EX-10.20 4 tm2115690d12_ex10-20.htm EXHIBIT 10.20

 

Exhibit 10.20

 

REVOLVING LINE OF CREDIT NOTE

 

$250,000.00 Boston, Massachusetts
  As of October 21, 2021

 

FOR VALUE RECEIVED, the undersigned Tivic Health Systems, Inc., of Menlo Park, CA (the “Borrower”), promises to pay on or before December 3, 2022 (the “Maturity Date”), to Tethered LLC, of 253 Shawmut Avenue, Suite 2A, Boston, Massachusetts 02118 (the “Lender”), or order, the aggregate principal amount outstanding on Borrower's revolving line of credit as shown on the Lender's records which shall at all times be conclusive and govern, with interest payable monthly on the unpaid balance outstanding from time to time at an annual rate equal to six percent (6%).

 

Subject to the terms and conditions set forth in this Note, Lender shall advance to Borrower, from time to time during the period beginning on the date hereof and ending on the Maturity Date, such advances as Borrower may request; provided, however, that the maximum outstanding principal at any one time on this note shall not exceed the amount of Two Hundred Fifty Thousand Dollars ($250,000.00). The principal amount outstanding on this note at any specific time shall be the total principal amount advanced hereunder by Lender less the amount of principal payments made hereon from time to time by Borrower. On Exhibit A attached hereto, Lender shall maintain a written record of the indebtedness of Borrower resulting from each advance made, including the date and amount of each advance, the date and amount of each payment of principal and interest, and the resulting unpaid principal balance thereof. Borrower may borrow, repay and re-borrow advances until the Maturity Date.

 

All amounts payable hereunder shall be paid in lawful money of the United States in immediately available funds. Interest on this note shall be computed on the basis of a year of 365 days for the actual number of days elapsed. Should the rate of interest as calculated under this note exceed that allowed by law, the applicable rate of interest will be the maximum rate of interest allowed by applicable law. Principal and all accrued and unpaid interest shall be due on the Maturity Date and payable to Lender at Lender’s address set forth above, or at such other place as the holder hereof may designate.

 

All past-due payments of principal or interest shall bear interest from their due date until paid at a rate of interest 2% per annum higher than the interest rate specified above. Such interest on overdue amounts under this note shall be payable on demand and shall accrue and be compounded monthly until the obligation of the Borrower with respect to the payment of such interest has been discharged (whether before or after judgment).

 

This note may not be assigned or transferred by Lender without the prior written approval of the Borrower.

..............................

● **REQUIREMENT A**
Please retype the part of the credit note that begins at the words "All past-due payments" and stops after the words "or after judgment).", keeping every word and mark the same.

..............................

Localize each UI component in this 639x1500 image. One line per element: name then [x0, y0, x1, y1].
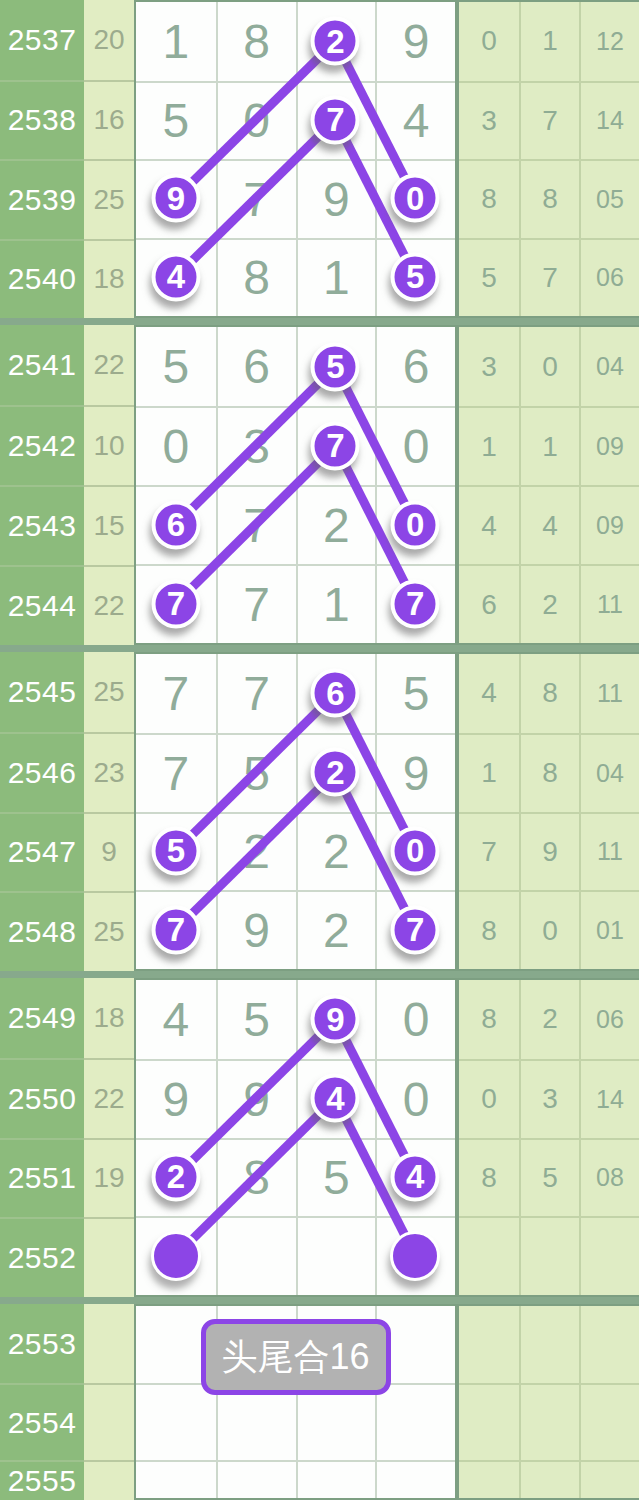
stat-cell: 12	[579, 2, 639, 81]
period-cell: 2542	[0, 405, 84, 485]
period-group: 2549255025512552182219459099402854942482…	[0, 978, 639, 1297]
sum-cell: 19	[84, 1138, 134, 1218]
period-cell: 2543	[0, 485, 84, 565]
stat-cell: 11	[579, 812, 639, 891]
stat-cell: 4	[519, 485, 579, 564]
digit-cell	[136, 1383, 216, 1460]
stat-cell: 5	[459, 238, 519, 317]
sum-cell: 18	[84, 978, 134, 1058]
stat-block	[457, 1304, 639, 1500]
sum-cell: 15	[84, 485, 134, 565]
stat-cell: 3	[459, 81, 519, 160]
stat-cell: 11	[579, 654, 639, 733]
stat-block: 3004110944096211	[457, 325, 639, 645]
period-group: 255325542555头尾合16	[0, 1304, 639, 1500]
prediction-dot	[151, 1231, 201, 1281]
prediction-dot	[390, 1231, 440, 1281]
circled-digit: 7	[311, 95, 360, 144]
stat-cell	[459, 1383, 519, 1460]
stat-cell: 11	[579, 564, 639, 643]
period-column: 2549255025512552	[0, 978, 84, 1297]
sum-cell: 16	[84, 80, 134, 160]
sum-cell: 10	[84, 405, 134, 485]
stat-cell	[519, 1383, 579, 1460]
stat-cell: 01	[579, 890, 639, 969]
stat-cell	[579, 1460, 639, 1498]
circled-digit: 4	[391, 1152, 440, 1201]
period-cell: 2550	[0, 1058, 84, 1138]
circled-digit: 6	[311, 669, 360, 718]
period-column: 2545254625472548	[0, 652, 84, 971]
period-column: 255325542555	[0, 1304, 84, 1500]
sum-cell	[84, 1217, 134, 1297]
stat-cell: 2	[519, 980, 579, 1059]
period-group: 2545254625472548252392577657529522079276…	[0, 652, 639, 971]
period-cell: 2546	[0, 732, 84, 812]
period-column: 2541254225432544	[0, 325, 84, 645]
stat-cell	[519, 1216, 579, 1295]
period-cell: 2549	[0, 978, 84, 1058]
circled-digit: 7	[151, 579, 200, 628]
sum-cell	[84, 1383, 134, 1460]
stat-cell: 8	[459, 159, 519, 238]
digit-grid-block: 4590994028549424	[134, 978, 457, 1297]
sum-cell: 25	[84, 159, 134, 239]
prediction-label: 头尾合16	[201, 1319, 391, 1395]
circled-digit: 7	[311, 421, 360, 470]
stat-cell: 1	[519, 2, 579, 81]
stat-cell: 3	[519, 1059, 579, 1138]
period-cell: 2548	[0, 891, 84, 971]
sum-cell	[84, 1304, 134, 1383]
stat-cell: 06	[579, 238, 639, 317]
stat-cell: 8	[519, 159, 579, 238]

..............................

● **REQUIREMENT B**
In the listing, rewrite the lines beginning at the line that has "2, 639, 81]" and stopping after the line that has "325, 639, 645]", changing "sum-cell" to "total-cell" and leaving the rest as it is. Return only those lines.

● **FINISHED ANSWER A**
All past-due payments of principal or interest shall bear interest from their due date until paid at a rate of interest 2% per annum higher than the interest rate specified above. Such interest on overdue amounts under this note shall be payable on demand and shall accrue and be compounded monthly until the obligation of the Borrower with respect to the payment of such interest has been discharged (whether before or after judgment).

● **FINISHED ANSWER B**
stat-cell: 12	[579, 2, 639, 81]
period-cell: 2542	[0, 405, 84, 485]
period-group: 2549255025512552182219459099402854942482…	[0, 978, 639, 1297]
total-cell: 19	[84, 1138, 134, 1218]
period-cell: 2543	[0, 485, 84, 565]
stat-cell: 11	[579, 812, 639, 891]
stat-cell: 4	[519, 485, 579, 564]
digit-cell	[136, 1383, 216, 1460]
stat-cell: 5	[459, 238, 519, 317]
total-cell: 18	[84, 978, 134, 1058]
stat-block	[457, 1304, 639, 1500]
total-cell: 15	[84, 485, 134, 565]
stat-cell: 3	[459, 81, 519, 160]
stat-cell: 11	[579, 654, 639, 733]
stat-block: 3004110944096211	[457, 325, 639, 645]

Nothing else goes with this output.